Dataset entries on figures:
══════════

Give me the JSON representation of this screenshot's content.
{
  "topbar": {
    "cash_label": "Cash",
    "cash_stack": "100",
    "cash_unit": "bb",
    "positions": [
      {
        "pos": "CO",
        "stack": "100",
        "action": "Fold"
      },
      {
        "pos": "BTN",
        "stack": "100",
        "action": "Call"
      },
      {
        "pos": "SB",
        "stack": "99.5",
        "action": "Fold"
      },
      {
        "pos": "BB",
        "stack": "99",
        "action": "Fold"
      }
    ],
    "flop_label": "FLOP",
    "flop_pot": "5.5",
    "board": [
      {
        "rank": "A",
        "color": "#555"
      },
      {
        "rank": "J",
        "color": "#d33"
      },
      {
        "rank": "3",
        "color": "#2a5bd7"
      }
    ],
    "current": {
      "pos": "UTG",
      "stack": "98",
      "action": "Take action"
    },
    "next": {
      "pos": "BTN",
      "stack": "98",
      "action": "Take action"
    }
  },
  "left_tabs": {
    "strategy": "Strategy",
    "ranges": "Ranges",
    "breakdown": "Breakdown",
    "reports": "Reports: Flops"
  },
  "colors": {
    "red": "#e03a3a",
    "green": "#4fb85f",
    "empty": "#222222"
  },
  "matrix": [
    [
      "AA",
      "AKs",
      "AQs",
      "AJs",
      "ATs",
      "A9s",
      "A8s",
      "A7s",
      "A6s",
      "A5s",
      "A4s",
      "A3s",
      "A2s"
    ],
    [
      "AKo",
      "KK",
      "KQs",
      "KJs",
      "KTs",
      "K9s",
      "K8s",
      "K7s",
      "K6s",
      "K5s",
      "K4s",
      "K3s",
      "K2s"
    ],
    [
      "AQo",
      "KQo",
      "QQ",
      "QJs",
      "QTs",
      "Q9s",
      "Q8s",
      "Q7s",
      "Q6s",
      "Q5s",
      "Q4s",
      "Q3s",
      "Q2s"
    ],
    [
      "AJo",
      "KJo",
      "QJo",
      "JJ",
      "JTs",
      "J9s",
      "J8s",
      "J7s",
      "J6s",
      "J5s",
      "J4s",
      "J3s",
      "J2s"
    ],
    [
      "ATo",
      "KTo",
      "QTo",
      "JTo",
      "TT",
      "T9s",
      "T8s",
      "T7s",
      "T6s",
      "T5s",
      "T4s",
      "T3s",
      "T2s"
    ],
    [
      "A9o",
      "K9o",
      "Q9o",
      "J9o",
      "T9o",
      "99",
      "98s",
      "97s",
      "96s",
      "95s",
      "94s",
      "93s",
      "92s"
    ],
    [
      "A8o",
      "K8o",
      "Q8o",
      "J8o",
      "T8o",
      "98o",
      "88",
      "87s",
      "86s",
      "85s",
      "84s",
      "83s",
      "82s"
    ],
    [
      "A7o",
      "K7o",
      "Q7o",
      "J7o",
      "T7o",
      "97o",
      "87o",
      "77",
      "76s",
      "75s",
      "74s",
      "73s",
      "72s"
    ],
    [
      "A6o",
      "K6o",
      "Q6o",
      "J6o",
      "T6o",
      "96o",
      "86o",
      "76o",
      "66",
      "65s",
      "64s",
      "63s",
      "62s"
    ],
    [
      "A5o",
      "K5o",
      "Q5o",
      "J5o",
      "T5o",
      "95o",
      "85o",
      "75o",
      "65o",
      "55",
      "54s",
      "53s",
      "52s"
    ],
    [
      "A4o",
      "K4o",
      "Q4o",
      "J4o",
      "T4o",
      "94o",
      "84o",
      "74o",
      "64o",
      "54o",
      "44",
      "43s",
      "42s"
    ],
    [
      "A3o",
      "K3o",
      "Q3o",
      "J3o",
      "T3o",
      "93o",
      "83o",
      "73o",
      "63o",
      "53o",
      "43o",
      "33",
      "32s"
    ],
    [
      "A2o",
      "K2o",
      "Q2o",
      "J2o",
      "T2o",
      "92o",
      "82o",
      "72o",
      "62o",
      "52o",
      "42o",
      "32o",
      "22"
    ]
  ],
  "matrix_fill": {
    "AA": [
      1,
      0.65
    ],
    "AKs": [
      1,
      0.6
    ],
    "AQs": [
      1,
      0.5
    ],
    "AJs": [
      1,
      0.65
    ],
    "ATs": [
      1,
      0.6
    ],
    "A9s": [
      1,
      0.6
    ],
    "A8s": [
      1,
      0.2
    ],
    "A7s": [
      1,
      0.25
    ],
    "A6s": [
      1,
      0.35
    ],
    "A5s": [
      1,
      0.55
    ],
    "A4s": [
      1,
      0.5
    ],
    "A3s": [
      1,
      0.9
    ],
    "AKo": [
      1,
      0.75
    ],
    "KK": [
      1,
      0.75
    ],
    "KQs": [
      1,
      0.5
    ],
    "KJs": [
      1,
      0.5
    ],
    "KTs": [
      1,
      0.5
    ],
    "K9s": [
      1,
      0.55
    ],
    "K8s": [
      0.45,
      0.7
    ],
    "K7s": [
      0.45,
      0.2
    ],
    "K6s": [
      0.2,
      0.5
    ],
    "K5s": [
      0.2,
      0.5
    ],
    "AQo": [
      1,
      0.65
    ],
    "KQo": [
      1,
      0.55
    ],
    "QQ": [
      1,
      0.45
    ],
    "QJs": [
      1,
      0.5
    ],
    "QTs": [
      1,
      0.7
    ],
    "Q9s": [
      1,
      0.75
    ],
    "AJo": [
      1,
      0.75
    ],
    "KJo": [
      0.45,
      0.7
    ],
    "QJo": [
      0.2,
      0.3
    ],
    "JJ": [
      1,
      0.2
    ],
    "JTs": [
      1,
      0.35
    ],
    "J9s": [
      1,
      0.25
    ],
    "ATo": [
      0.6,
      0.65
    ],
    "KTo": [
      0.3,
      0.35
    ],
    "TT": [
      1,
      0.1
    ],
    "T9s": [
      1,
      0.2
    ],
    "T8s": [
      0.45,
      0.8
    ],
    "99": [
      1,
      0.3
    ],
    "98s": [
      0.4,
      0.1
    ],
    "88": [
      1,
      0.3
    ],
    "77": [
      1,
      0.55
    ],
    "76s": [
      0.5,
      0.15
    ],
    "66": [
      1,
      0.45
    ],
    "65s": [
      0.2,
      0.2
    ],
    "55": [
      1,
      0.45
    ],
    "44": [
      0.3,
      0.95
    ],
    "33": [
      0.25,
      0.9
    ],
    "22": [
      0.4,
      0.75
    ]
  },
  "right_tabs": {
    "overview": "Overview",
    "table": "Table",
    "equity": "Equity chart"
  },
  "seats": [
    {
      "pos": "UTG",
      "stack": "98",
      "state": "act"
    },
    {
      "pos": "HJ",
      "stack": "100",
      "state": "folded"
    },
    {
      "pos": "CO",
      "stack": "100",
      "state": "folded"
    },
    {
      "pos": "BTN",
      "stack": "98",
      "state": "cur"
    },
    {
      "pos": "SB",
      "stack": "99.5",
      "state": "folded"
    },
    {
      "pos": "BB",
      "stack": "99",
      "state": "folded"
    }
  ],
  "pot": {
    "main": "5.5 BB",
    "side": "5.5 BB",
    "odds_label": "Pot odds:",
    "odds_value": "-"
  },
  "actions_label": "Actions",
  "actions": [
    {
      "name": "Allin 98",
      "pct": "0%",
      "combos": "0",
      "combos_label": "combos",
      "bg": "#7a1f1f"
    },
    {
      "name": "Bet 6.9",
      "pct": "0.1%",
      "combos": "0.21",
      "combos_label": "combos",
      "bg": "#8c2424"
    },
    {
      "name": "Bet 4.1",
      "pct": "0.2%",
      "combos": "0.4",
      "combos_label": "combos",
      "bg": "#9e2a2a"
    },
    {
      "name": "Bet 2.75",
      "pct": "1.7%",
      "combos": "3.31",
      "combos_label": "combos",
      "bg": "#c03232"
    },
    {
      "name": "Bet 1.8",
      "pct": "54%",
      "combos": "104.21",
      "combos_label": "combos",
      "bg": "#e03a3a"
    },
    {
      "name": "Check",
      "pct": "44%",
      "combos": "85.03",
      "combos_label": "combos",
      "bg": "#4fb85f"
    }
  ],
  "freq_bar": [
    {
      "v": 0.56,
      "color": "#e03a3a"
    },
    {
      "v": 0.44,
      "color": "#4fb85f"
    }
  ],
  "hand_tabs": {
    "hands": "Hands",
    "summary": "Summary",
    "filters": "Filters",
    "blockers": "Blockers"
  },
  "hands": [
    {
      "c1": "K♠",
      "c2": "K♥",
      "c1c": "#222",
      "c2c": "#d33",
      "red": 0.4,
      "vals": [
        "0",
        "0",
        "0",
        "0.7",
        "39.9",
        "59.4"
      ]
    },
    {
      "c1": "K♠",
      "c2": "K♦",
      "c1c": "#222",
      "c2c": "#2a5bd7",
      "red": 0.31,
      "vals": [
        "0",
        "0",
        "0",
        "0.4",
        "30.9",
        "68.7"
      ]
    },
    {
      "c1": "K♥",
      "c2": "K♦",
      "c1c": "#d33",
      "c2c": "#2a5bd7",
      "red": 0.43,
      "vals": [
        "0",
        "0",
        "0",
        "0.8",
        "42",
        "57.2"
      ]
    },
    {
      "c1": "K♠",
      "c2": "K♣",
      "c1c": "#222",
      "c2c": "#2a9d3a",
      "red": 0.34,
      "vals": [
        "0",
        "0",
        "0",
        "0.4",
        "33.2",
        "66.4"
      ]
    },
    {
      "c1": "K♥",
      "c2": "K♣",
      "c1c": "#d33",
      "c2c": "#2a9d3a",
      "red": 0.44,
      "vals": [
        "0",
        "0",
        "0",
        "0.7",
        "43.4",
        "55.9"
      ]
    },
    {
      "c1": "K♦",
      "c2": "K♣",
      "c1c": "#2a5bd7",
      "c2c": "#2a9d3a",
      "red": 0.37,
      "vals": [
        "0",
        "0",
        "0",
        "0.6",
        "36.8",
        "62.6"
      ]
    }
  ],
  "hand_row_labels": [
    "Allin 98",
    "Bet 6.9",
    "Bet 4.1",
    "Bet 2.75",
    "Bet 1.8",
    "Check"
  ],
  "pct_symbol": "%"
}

══════════

Stated goal:
Find each line holding the word "name" and copy it.

Answer to the exercise:
      "name": "Allin 98",
      "name": "Bet 6.9",
      "name": "Bet 4.1",
      "name": "Bet 2.75",
      "name": "Bet 1.8",
      "name": "Check",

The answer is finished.